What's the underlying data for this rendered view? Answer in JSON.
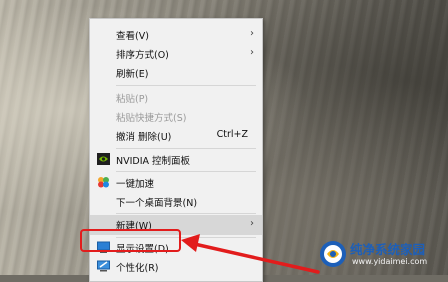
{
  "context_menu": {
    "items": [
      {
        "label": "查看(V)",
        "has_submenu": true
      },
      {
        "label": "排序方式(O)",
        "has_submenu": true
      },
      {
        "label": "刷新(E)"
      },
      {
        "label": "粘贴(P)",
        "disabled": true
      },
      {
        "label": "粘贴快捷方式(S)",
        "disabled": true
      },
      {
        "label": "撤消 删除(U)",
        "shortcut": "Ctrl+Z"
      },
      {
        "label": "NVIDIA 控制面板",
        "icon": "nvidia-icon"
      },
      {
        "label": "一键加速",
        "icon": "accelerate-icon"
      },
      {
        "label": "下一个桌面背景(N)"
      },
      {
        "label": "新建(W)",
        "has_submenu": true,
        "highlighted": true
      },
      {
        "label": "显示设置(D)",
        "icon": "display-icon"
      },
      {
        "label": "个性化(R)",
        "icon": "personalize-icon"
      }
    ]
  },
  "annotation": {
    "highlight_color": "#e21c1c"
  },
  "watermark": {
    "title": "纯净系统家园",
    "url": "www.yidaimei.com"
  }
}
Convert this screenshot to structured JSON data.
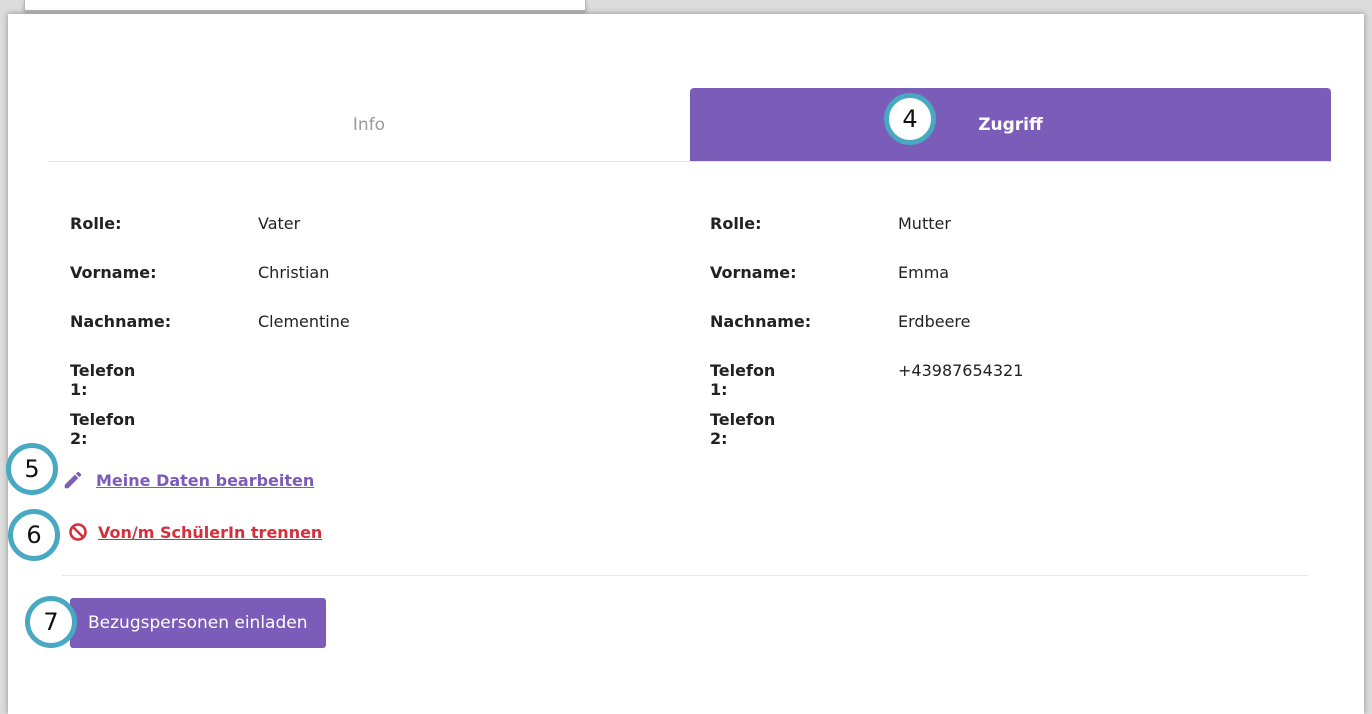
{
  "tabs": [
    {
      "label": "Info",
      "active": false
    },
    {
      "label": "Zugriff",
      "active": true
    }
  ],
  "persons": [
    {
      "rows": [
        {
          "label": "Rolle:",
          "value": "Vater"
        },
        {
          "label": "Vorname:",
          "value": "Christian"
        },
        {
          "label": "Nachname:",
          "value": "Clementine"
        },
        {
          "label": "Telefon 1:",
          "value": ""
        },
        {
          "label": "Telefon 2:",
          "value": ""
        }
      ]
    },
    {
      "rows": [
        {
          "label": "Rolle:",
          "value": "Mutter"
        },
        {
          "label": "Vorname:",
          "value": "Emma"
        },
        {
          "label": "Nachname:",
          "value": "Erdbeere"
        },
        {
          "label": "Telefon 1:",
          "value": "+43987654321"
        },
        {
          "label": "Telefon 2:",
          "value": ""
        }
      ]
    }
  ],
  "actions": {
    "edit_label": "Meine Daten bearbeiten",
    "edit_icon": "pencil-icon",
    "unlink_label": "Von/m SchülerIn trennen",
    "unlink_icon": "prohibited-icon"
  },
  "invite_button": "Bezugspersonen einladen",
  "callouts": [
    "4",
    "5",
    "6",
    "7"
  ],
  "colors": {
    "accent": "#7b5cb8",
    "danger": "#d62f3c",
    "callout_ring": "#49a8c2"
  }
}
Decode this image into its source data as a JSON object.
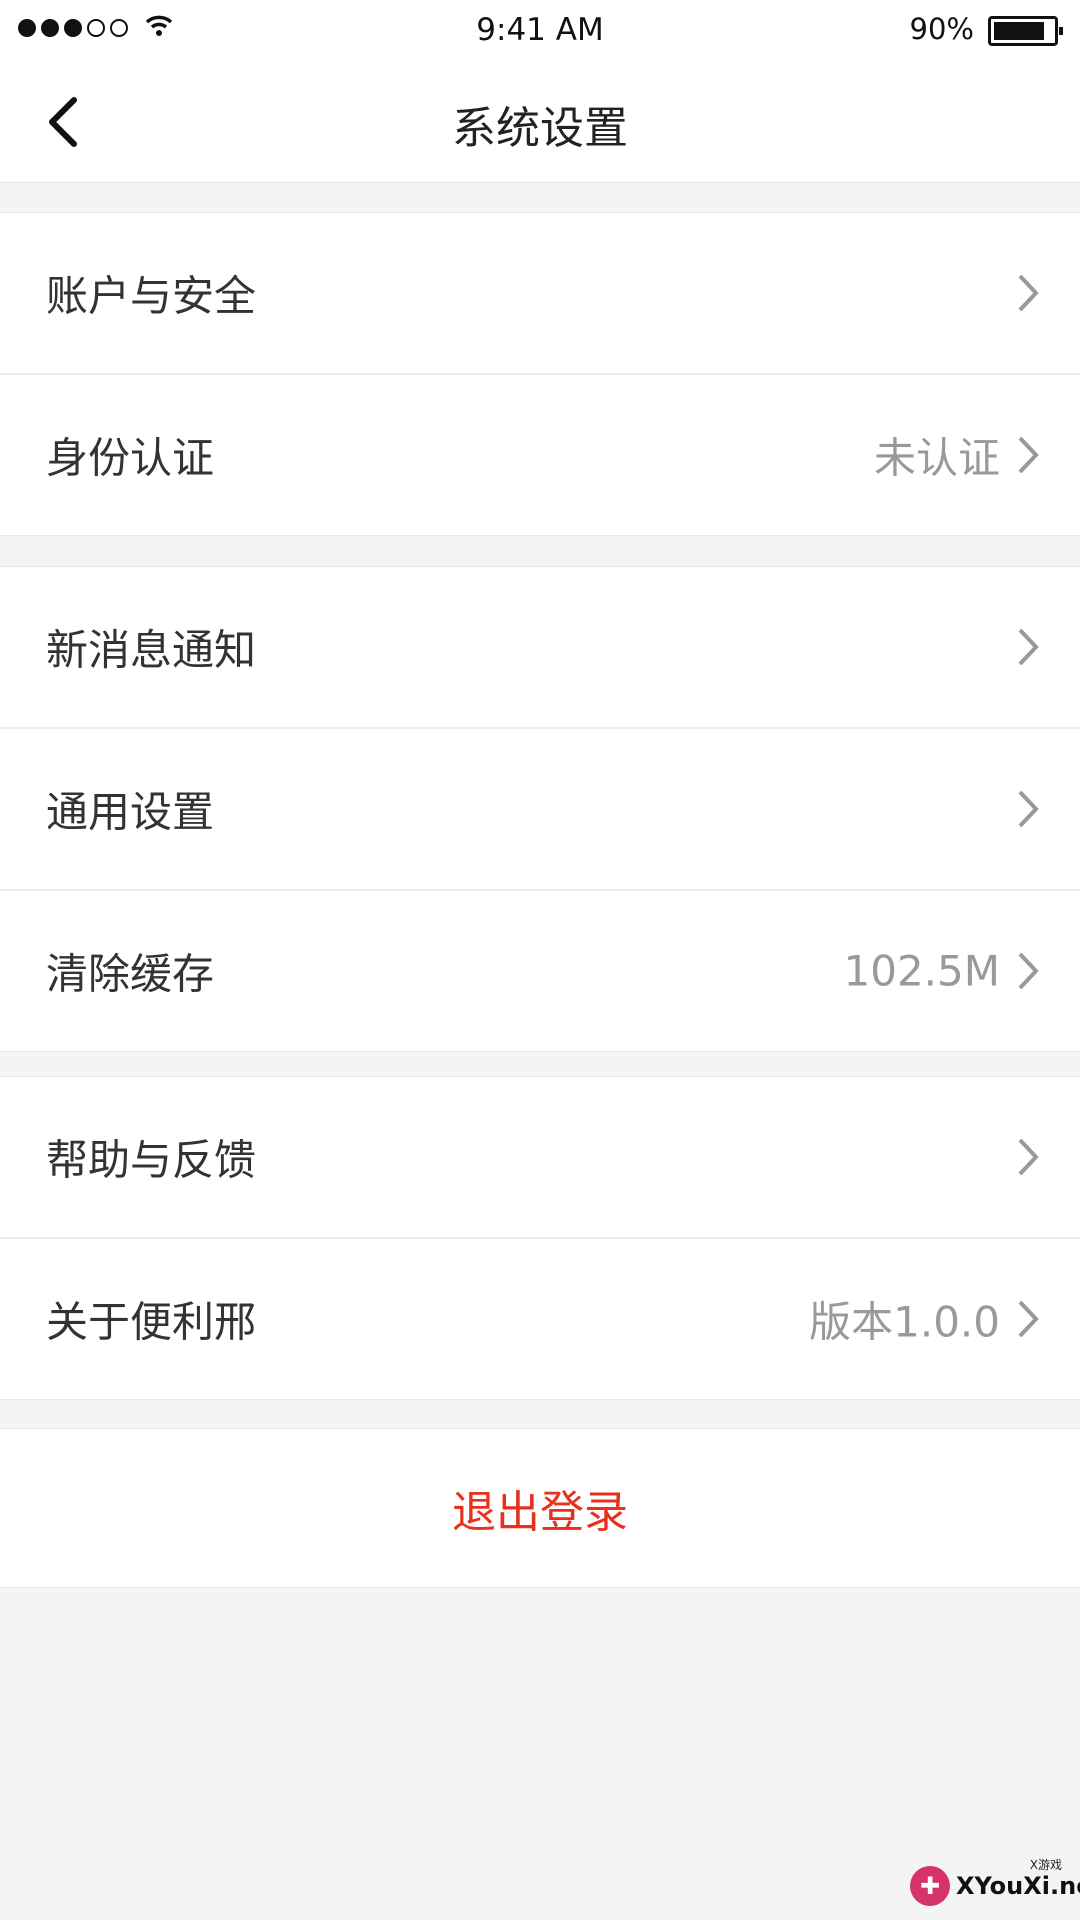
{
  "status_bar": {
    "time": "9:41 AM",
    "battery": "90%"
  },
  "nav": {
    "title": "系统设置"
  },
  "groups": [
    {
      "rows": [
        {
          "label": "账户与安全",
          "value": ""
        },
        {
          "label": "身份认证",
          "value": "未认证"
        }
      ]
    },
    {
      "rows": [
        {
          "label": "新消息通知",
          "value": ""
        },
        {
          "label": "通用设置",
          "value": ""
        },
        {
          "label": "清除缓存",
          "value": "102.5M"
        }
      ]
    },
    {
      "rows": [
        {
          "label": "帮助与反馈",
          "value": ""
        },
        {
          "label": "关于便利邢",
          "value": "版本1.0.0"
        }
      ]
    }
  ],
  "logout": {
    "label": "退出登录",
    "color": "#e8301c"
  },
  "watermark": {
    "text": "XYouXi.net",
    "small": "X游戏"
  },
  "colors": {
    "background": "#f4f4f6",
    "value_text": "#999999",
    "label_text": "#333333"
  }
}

**Instruction:** All lines in the data that contain the word "this" should be copied.

**Completed exercise:**
What's the underlying data for this rendered view? Answer in JSON.
Convert this screenshot to structured JSON data.
Decode this image into its source data as a JSON object.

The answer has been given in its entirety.